--- Data provided ---

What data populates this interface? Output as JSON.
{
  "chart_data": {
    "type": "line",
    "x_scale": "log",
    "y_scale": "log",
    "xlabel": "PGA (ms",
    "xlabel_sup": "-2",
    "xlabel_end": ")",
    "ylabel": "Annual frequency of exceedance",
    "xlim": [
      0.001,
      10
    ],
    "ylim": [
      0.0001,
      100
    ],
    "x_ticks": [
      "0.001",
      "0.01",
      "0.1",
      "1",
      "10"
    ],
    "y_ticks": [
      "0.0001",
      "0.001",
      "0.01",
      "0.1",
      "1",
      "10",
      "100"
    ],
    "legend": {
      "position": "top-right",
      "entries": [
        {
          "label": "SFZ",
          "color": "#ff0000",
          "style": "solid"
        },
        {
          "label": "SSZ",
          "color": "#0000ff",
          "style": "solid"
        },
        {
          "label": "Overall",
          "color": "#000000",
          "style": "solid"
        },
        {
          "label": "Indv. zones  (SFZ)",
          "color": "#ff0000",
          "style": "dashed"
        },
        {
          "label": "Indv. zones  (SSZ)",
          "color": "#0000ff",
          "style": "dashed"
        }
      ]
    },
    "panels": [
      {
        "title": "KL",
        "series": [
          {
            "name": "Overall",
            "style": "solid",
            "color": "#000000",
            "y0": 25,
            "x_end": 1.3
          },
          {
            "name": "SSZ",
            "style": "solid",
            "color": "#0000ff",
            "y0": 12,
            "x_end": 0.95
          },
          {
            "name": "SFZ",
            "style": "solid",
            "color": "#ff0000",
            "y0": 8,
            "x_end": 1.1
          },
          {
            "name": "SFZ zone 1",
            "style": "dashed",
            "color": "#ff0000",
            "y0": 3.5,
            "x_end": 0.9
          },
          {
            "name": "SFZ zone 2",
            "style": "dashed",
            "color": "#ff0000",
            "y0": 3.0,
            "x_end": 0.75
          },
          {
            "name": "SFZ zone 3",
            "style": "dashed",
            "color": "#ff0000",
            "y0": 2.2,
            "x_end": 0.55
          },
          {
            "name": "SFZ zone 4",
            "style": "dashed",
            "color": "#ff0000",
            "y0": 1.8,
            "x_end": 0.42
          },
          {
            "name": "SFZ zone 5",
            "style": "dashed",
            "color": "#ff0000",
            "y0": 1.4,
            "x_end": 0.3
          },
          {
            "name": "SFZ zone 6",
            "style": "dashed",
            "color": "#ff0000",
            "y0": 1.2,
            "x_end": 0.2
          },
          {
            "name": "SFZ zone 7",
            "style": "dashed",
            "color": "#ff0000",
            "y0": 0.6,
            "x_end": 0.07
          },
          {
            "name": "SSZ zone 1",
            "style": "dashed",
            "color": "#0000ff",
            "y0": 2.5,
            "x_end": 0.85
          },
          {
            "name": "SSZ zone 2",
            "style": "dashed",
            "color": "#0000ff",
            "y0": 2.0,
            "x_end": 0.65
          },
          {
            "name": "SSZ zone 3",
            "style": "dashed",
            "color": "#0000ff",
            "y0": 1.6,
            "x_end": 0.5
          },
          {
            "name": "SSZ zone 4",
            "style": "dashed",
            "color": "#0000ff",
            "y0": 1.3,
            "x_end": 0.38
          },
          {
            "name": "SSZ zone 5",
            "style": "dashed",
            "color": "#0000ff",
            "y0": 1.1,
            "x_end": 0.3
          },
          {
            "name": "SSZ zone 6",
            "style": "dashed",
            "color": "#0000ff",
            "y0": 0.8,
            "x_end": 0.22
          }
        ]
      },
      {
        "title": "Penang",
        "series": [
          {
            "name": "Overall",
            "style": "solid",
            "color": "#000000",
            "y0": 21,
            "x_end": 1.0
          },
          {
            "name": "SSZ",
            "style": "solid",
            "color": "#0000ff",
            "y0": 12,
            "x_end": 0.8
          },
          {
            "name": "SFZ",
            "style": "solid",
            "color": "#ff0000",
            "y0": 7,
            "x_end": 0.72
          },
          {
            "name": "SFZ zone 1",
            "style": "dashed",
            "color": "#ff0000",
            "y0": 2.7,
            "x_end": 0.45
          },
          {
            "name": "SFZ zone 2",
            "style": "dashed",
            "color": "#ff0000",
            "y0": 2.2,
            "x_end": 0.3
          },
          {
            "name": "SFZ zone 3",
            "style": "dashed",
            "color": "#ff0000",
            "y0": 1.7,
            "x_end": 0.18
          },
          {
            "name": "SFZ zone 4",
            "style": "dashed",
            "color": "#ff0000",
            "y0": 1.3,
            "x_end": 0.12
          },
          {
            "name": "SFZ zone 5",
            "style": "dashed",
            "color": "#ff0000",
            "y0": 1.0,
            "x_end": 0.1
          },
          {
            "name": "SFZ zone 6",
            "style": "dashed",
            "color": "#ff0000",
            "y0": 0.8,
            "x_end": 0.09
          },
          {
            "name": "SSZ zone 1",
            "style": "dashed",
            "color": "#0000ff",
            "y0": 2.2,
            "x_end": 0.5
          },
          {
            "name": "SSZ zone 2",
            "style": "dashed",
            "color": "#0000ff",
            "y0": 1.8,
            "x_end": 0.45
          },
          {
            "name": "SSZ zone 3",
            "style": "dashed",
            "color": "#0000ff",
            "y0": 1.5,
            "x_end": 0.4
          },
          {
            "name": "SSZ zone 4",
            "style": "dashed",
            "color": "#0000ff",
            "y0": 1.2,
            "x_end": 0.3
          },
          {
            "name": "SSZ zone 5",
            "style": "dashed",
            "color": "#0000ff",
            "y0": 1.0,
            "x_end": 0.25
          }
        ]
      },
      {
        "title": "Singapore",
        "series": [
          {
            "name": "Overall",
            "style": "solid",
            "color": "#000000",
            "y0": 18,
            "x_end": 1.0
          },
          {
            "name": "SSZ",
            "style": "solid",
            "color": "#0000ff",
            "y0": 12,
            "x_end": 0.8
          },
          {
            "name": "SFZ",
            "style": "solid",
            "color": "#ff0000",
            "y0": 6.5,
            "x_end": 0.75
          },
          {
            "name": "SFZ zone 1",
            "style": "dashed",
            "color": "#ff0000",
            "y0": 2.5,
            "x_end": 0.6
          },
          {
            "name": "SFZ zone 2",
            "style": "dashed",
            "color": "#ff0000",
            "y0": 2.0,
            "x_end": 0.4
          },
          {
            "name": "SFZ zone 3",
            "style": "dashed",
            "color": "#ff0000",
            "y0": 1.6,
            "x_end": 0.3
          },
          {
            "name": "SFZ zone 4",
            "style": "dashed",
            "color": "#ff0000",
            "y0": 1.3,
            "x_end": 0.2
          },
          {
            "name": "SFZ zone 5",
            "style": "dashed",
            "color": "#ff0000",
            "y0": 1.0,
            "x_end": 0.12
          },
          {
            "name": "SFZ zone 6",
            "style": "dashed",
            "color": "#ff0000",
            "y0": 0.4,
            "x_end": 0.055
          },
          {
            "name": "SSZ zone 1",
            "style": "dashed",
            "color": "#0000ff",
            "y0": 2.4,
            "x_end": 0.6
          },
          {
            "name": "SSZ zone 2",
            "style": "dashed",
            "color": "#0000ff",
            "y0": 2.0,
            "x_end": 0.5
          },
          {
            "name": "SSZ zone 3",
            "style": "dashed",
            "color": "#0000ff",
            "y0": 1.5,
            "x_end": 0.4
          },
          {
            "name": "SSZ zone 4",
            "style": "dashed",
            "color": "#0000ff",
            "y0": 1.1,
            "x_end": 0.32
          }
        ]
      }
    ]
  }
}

---

◆ Do this ◆
Write out the full listing, keeping every line exactly as it is.

◆ Written answer ◆
What data populates this interface? Output as JSON.
{
  "chart_data": {
    "type": "line",
    "x_scale": "log",
    "y_scale": "log",
    "xlabel": "PGA (ms",
    "xlabel_sup": "-2",
    "xlabel_end": ")",
    "ylabel": "Annual frequency of exceedance",
    "xlim": [
      0.001,
      10
    ],
    "ylim": [
      0.0001,
      100
    ],
    "x_ticks": [
      "0.001",
      "0.01",
      "0.1",
      "1",
      "10"
    ],
    "y_ticks": [
      "0.0001",
      "0.001",
      "0.01",
      "0.1",
      "1",
      "10",
      "100"
    ],
    "legend": {
      "position": "top-right",
      "entries": [
        {
          "label": "SFZ",
          "color": "#ff0000",
          "style": "solid"
        },
        {
          "label": "SSZ",
          "color": "#0000ff",
          "style": "solid"
        },
        {
          "label": "Overall",
          "color": "#000000",
          "style": "solid"
        },
        {
          "label": "Indv. zones  (SFZ)",
          "color": "#ff0000",
          "style": "dashed"
        },
        {
          "label": "Indv. zones  (SSZ)",
          "color": "#0000ff",
          "style": "dashed"
        }
      ]
    },
    "panels": [
      {
        "title": "KL",
        "series": [
          {
            "name": "Overall",
            "style": "solid",
            "color": "#000000",
            "y0": 25,
            "x_end": 1.3
          },
          {
            "name": "SSZ",
            "style": "solid",
            "color": "#0000ff",
            "y0": 12,
            "x_end": 0.95
          },
          {
            "name": "SFZ",
            "style": "solid",
            "color": "#ff0000",
            "y0": 8,
            "x_end": 1.1
          },
          {
            "name": "SFZ zone 1",
            "style": "dashed",
            "color": "#ff0000",
            "y0": 3.5,
            "x_end": 0.9
          },
          {
            "name": "SFZ zone 2",
            "style": "dashed",
            "color": "#ff0000",
            "y0": 3.0,
            "x_end": 0.75
          },
          {
            "name": "SFZ zone 3",
            "style": "dashed",
            "color": "#ff0000",
            "y0": 2.2,
            "x_end": 0.55
          },
          {
            "name": "SFZ zone 4",
            "style": "dashed",
            "color": "#ff0000",
            "y0": 1.8,
            "x_end": 0.42
          },
          {
            "name": "SFZ zone 5",
            "style": "dashed",
            "color": "#ff0000",
            "y0": 1.4,
            "x_end": 0.3
          },
          {
            "name": "SFZ zone 6",
            "style": "dashed",
            "color": "#ff0000",
            "y0": 1.2,
            "x_end": 0.2
          },
          {
            "name": "SFZ zone 7",
            "style": "dashed",
            "color": "#ff0000",
            "y0": 0.6,
            "x_end": 0.07
          },
          {
            "name": "SSZ zone 1",
            "style": "dashed",
            "color": "#0000ff",
            "y0": 2.5,
            "x_end": 0.85
          },
          {
            "name": "SSZ zone 2",
            "style": "dashed",
            "color": "#0000ff",
            "y0": 2.0,
            "x_end": 0.65
          },
          {
            "name": "SSZ zone 3",
            "style": "dashed",
            "color": "#0000ff",
            "y0": 1.6,
            "x_end": 0.5
          },
          {
            "name": "SSZ zone 4",
            "style": "dashed",
            "color": "#0000ff",
            "y0": 1.3,
            "x_end": 0.38
          },
          {
            "name": "SSZ zone 5",
            "style": "dashed",
            "color": "#0000ff",
            "y0": 1.1,
            "x_end": 0.3
          },
          {
            "name": "SSZ zone 6",
            "style": "dashed",
            "color": "#0000ff",
            "y0": 0.8,
            "x_end": 0.22
          }
        ]
      },
      {
        "title": "Penang",
        "series": [
          {
            "name": "Overall",
            "style": "solid",
            "color": "#000000",
            "y0": 21,
            "x_end": 1.0
          },
          {
            "name": "SSZ",
            "style": "solid",
            "color": "#0000ff",
            "y0": 12,
            "x_end": 0.8
          },
          {
            "name": "SFZ",
            "style": "solid",
            "color": "#ff0000",
            "y0": 7,
            "x_end": 0.72
          },
          {
            "name": "SFZ zone 1",
            "style": "dashed",
            "color": "#ff0000",
            "y0": 2.7,
            "x_end": 0.45
          },
          {
            "name": "SFZ zone 2",
            "style": "dashed",
            "color": "#ff0000",
            "y0": 2.2,
            "x_end": 0.3
          },
          {
            "name": "SFZ zone 3",
            "style": "dashed",
            "color": "#ff0000",
            "y0": 1.7,
            "x_end": 0.18
          },
          {
            "name": "SFZ zone 4",
            "style": "dashed",
            "color": "#ff0000",
            "y0": 1.3,
            "x_end": 0.12
          },
          {
            "name": "SFZ zone 5",
            "style": "dashed",
            "color": "#ff0000",
            "y0": 1.0,
            "x_end": 0.1
          },
          {
            "name": "SFZ zone 6",
            "style": "dashed",
            "color": "#ff0000",
            "y0": 0.8,
            "x_end": 0.09
          },
          {
            "name": "SSZ zone 1",
            "style": "dashed",
            "color": "#0000ff",
            "y0": 2.2,
            "x_end": 0.5
          },
          {
            "name": "SSZ zone 2",
            "style": "dashed",
            "color": "#0000ff",
            "y0": 1.8,
            "x_end": 0.45
          },
          {
            "name": "SSZ zone 3",
            "style": "dashed",
            "color": "#0000ff",
            "y0": 1.5,
            "x_end": 0.4
          },
          {
            "name": "SSZ zone 4",
            "style": "dashed",
            "color": "#0000ff",
            "y0": 1.2,
            "x_end": 0.3
          },
          {
            "name": "SSZ zone 5",
            "style": "dashed",
            "color": "#0000ff",
            "y0": 1.0,
            "x_end": 0.25
          }
        ]
      },
      {
        "title": "Singapore",
        "series": [
          {
            "name": "Overall",
            "style": "solid",
            "color": "#000000",
            "y0": 18,
            "x_end": 1.0
          },
          {
            "name": "SSZ",
            "style": "solid",
            "color": "#0000ff",
            "y0": 12,
            "x_end": 0.8
          },
          {
            "name": "SFZ",
            "style": "solid",
            "color": "#ff0000",
            "y0": 6.5,
            "x_end": 0.75
          },
          {
            "name": "SFZ zone 1",
            "style": "dashed",
            "color": "#ff0000",
            "y0": 2.5,
            "x_end": 0.6
          },
          {
            "name": "SFZ zone 2",
            "style": "dashed",
            "color": "#ff0000",
            "y0": 2.0,
            "x_end": 0.4
          },
          {
            "name": "SFZ zone 3",
            "style": "dashed",
            "color": "#ff0000",
            "y0": 1.6,
            "x_end": 0.3
          },
          {
            "name": "SFZ zone 4",
            "style": "dashed",
            "color": "#ff0000",
            "y0": 1.3,
            "x_end": 0.2
          },
          {
            "name": "SFZ zone 5",
            "style": "dashed",
            "color": "#ff0000",
            "y0": 1.0,
            "x_end": 0.12
          },
          {
            "name": "SFZ zone 6",
            "style": "dashed",
            "color": "#ff0000",
            "y0": 0.4,
            "x_end": 0.055
          },
          {
            "name": "SSZ zone 1",
            "style": "dashed",
            "color": "#0000ff",
            "y0": 2.4,
            "x_end": 0.6
          },
          {
            "name": "SSZ zone 2",
            "style": "dashed",
            "color": "#0000ff",
            "y0": 2.0,
            "x_end": 0.5
          },
          {
            "name": "SSZ zone 3",
            "style": "dashed",
            "color": "#0000ff",
            "y0": 1.5,
            "x_end": 0.4
          },
          {
            "name": "SSZ zone 4",
            "style": "dashed",
            "color": "#0000ff",
            "y0": 1.1,
            "x_end": 0.32
          }
        ]
      }
    ]
  }
}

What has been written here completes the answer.